= AIM =
Write out the lines from the first one through the line containing "742, 242, 756]" as a numbered list, leaving out blank lines.
——
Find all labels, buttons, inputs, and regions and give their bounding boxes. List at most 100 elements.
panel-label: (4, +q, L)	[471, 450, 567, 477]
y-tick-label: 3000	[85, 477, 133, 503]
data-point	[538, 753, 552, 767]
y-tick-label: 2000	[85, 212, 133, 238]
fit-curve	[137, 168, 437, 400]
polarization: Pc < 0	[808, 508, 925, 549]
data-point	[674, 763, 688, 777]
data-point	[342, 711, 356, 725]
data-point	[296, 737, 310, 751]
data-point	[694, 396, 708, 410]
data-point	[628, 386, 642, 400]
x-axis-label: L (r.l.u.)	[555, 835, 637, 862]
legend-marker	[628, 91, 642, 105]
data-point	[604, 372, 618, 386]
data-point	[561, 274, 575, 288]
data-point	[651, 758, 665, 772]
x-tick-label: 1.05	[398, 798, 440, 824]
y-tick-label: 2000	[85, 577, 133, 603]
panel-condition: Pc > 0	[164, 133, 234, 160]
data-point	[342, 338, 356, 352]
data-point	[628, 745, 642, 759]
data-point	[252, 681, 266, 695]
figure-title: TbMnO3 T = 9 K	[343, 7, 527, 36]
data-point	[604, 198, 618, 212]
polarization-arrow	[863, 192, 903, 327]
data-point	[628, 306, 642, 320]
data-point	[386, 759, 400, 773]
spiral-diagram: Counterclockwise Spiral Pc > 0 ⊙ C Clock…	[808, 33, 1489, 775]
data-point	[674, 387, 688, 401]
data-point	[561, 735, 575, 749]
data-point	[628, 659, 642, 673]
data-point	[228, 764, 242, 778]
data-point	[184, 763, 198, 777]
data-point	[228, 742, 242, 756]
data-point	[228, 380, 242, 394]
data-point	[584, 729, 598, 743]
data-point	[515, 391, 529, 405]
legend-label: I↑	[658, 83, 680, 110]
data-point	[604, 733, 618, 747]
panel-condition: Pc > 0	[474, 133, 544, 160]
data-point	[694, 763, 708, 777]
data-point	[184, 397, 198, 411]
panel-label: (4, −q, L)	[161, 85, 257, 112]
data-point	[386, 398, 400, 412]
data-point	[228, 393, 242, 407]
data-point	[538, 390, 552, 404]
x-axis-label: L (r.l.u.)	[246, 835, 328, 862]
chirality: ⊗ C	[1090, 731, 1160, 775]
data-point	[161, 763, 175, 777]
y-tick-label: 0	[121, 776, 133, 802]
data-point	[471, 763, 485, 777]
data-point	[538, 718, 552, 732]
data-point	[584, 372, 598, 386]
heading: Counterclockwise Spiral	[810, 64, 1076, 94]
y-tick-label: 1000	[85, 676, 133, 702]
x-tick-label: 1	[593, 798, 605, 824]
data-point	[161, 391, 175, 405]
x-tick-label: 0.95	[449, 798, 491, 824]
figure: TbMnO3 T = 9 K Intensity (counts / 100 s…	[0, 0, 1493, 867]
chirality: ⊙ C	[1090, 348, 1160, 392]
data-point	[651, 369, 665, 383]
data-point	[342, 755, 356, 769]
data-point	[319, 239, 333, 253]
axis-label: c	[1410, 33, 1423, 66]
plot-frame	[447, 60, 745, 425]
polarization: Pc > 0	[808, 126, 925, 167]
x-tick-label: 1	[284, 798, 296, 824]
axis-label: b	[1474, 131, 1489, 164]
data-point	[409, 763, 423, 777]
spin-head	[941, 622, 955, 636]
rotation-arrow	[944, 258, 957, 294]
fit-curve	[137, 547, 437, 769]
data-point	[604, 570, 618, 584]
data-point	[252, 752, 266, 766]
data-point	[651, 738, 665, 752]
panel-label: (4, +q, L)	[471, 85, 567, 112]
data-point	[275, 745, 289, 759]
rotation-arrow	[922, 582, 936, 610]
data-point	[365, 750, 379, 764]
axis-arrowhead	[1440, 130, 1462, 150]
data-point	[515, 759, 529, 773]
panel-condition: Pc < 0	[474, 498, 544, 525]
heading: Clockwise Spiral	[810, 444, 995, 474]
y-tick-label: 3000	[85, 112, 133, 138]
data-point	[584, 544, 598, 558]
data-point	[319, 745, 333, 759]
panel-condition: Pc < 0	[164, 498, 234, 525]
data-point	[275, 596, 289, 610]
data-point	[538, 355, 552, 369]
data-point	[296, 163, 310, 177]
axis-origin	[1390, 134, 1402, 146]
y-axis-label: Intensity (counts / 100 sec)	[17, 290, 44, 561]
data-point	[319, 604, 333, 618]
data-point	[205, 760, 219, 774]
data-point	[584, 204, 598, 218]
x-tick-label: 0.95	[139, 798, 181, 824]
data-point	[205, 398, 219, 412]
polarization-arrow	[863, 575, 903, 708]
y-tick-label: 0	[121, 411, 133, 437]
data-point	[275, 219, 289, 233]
——
= EXPECTED ANSWER =
1. Find all labels, buttons, inputs, and regions and give their bounding boxes. List at most 100 elements.
2. panel-label: (4, +q, L)	[471, 450, 567, 477]
3. y-tick-label: 3000	[85, 477, 133, 503]
4. data-point	[538, 753, 552, 767]
5. y-tick-label: 2000	[85, 212, 133, 238]
6. fit-curve	[137, 168, 437, 400]
7. polarization: Pc < 0	[808, 508, 925, 549]
8. data-point	[674, 763, 688, 777]
9. data-point	[342, 711, 356, 725]
10. data-point	[296, 737, 310, 751]
11. data-point	[694, 396, 708, 410]
12. data-point	[628, 386, 642, 400]
13. x-axis-label: L (r.l.u.)	[555, 835, 637, 862]
14. legend-marker	[628, 91, 642, 105]
15. data-point	[604, 372, 618, 386]
16. data-point	[561, 274, 575, 288]
17. data-point	[651, 758, 665, 772]
18. x-tick-label: 1.05	[398, 798, 440, 824]
19. y-tick-label: 2000	[85, 577, 133, 603]
20. panel-condition: Pc > 0	[164, 133, 234, 160]
21. data-point	[342, 338, 356, 352]
22. data-point	[628, 745, 642, 759]
23. data-point	[252, 681, 266, 695]
24. figure-title: TbMnO3 T = 9 K	[343, 7, 527, 36]
25. data-point	[604, 198, 618, 212]
26. polarization-arrow	[863, 192, 903, 327]
27. data-point	[628, 306, 642, 320]
28. data-point	[386, 759, 400, 773]
29. spiral-diagram: Counterclockwise Spiral Pc > 0 ⊙ C Clock…	[808, 33, 1489, 775]
30. data-point	[674, 387, 688, 401]
31. data-point	[561, 735, 575, 749]
32. data-point	[628, 659, 642, 673]
33. data-point	[228, 764, 242, 778]
34. data-point	[184, 763, 198, 777]
35. data-point	[228, 742, 242, 756]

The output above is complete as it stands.